Records from a collection of figures
^^^^^^^^^^^^^^^^
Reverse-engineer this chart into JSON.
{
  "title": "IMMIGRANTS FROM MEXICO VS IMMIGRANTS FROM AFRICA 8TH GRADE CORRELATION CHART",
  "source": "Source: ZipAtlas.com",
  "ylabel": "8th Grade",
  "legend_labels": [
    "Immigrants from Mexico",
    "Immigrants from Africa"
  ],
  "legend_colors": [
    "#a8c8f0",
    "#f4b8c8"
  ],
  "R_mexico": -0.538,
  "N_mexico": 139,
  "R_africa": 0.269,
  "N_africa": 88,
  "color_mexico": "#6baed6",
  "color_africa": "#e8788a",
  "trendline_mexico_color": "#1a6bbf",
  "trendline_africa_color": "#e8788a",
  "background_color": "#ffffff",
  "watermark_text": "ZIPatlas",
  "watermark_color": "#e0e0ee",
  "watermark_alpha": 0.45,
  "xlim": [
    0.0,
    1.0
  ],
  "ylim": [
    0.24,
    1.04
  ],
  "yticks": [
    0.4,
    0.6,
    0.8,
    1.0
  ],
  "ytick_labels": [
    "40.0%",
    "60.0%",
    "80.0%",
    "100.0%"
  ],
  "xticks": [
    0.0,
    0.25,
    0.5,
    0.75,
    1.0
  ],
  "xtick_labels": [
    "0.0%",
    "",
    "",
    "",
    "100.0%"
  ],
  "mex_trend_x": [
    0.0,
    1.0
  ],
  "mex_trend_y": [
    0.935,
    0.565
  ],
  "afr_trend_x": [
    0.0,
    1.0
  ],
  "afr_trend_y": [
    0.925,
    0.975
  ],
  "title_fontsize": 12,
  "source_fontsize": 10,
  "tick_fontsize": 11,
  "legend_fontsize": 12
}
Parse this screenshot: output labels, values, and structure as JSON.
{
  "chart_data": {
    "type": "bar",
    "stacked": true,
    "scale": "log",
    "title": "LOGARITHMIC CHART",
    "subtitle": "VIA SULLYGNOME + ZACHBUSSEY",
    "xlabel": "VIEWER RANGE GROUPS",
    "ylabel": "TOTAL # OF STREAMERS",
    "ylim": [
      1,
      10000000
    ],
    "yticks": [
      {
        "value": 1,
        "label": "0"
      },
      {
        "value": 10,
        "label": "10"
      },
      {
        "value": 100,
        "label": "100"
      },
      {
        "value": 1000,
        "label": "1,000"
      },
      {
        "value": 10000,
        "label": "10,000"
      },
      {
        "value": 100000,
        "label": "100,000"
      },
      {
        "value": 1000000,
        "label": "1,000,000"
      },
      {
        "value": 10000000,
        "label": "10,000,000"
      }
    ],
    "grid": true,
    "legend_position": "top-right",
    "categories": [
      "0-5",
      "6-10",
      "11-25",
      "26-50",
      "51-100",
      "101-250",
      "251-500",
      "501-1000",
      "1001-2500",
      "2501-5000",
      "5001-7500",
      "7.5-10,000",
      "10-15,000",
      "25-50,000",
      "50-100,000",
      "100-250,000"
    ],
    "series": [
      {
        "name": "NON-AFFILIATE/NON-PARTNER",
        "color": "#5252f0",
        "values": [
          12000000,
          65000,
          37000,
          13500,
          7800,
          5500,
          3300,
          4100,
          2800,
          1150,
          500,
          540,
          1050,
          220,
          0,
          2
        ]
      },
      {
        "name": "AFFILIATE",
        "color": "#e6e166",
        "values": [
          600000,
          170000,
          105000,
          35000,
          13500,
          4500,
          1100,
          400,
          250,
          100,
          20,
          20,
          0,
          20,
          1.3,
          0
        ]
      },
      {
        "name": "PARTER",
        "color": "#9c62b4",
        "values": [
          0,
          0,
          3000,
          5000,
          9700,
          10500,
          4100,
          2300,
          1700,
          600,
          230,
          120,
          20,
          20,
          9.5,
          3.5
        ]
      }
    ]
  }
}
^^^^^^^^^^^^^^^^
Job »
Select all lines in the listing above where the word "ylabel" appears, and show them.

Task output »
  "ylabel": "8th Grade",
    "ylabel": "TOTAL # OF STREAMERS",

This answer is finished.